* START LISTED RECORDS *

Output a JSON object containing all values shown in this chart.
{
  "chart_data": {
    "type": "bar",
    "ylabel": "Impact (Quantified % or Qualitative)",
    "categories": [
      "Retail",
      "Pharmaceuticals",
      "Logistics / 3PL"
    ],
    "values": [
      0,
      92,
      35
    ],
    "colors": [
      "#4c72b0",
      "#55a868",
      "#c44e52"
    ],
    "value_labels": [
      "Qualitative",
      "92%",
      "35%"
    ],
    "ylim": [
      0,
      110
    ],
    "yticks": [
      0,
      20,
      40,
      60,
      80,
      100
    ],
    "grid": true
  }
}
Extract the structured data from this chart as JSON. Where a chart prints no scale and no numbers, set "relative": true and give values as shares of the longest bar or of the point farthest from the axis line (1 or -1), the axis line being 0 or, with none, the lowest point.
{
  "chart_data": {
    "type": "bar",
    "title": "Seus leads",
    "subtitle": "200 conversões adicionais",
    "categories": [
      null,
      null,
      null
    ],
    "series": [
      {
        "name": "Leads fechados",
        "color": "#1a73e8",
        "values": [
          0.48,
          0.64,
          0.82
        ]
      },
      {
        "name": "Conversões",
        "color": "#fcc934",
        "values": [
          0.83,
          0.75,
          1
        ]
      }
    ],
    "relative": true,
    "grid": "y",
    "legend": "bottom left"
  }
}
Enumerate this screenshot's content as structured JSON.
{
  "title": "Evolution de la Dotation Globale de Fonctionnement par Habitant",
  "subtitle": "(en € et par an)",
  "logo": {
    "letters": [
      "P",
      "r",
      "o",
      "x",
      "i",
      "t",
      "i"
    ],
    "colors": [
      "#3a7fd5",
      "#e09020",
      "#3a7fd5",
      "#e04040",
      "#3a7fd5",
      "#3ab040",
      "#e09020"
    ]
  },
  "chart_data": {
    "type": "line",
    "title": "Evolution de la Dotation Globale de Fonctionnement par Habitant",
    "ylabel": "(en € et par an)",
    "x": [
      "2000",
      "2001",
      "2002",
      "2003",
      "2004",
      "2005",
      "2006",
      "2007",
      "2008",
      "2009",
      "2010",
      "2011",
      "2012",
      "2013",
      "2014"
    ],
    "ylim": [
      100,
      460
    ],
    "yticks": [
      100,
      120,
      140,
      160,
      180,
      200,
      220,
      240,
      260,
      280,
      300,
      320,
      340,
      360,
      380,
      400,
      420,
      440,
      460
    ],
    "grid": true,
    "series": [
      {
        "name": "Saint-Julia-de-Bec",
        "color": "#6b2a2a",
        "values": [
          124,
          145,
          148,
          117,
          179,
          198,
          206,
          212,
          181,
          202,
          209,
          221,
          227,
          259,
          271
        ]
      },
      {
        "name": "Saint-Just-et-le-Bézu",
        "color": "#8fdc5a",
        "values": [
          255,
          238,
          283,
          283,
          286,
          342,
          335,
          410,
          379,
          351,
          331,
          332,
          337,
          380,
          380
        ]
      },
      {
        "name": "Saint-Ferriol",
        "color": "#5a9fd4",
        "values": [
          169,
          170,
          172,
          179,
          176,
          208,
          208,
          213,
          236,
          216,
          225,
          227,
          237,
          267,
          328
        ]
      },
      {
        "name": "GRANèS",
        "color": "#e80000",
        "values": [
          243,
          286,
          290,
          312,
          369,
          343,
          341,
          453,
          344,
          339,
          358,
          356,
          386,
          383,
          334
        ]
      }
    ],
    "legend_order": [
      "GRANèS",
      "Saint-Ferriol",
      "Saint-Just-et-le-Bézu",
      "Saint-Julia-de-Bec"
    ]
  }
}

* END LISTED RECORDS *

REQUEST: All of the lines above must be returned exactly.

OUTPUT:
Output a JSON object containing all values shown in this chart.
{
  "chart_data": {
    "type": "bar",
    "ylabel": "Impact (Quantified % or Qualitative)",
    "categories": [
      "Retail",
      "Pharmaceuticals",
      "Logistics / 3PL"
    ],
    "values": [
      0,
      92,
      35
    ],
    "colors": [
      "#4c72b0",
      "#55a868",
      "#c44e52"
    ],
    "value_labels": [
      "Qualitative",
      "92%",
      "35%"
    ],
    "ylim": [
      0,
      110
    ],
    "yticks": [
      0,
      20,
      40,
      60,
      80,
      100
    ],
    "grid": true
  }
}
Extract the structured data from this chart as JSON. Where a chart prints no scale and no numbers, set "relative": true and give values as shares of the longest bar or of the point farthest from the axis line (1 or -1), the axis line being 0 or, with none, the lowest point.
{
  "chart_data": {
    "type": "bar",
    "title": "Seus leads",
    "subtitle": "200 conversões adicionais",
    "categories": [
      null,
      null,
      null
    ],
    "series": [
      {
        "name": "Leads fechados",
        "color": "#1a73e8",
        "values": [
          0.48,
          0.64,
          0.82
        ]
      },
      {
        "name": "Conversões",
        "color": "#fcc934",
        "values": [
          0.83,
          0.75,
          1
        ]
      }
    ],
    "relative": true,
    "grid": "y",
    "legend": "bottom left"
  }
}
Enumerate this screenshot's content as structured JSON.
{
  "title": "Evolution de la Dotation Globale de Fonctionnement par Habitant",
  "subtitle": "(en € et par an)",
  "logo": {
    "letters": [
      "P",
      "r",
      "o",
      "x",
      "i",
      "t",
      "i"
    ],
    "colors": [
      "#3a7fd5",
      "#e09020",
      "#3a7fd5",
      "#e04040",
      "#3a7fd5",
      "#3ab040",
      "#e09020"
    ]
  },
  "chart_data": {
    "type": "line",
    "title": "Evolution de la Dotation Globale de Fonctionnement par Habitant",
    "ylabel": "(en € et par an)",
    "x": [
      "2000",
      "2001",
      "2002",
      "2003",
      "2004",
      "2005",
      "2006",
      "2007",
      "2008",
      "2009",
      "2010",
      "2011",
      "2012",
      "2013",
      "2014"
    ],
    "ylim": [
      100,
      460
    ],
    "yticks": [
      100,
      120,
      140,
      160,
      180,
      200,
      220,
      240,
      260,
      280,
      300,
      320,
      340,
      360,
      380,
      400,
      420,
      440,
      460
    ],
    "grid": true,
    "series": [
      {
        "name": "Saint-Julia-de-Bec",
        "color": "#6b2a2a",
        "values": [
          124,
          145,
          148,
          117,
          179,
          198,
          206,
          212,
          181,
          202,
          209,
          221,
          227,
          259,
          271
        ]
      },
      {
        "name": "Saint-Just-et-le-Bézu",
        "color": "#8fdc5a",
        "values": [
          255,
          238,
          283,
          283,
          286,
          342,
          335,
          410,
          379,
          351,
          331,
          332,
          337,
          380,
          380
        ]
      },
      {
        "name": "Saint-Ferriol",
        "color": "#5a9fd4",
        "values": [
          169,
          170,
          172,
          179,
          176,
          208,
          208,
          213,
          236,
          216,
          225,
          227,
          237,
          267,
          328
        ]
      },
      {
        "name": "GRANèS",
        "color": "#e80000",
        "values": [
          243,
          286,
          290,
          312,
          369,
          343,
          341,
          453,
          344,
          339,
          358,
          356,
          386,
          383,
          334
        ]
      }
    ],
    "legend_order": [
      "GRANèS",
      "Saint-Ferriol",
      "Saint-Just-et-le-Bézu",
      "Saint-Julia-de-Bec"
    ]
  }
}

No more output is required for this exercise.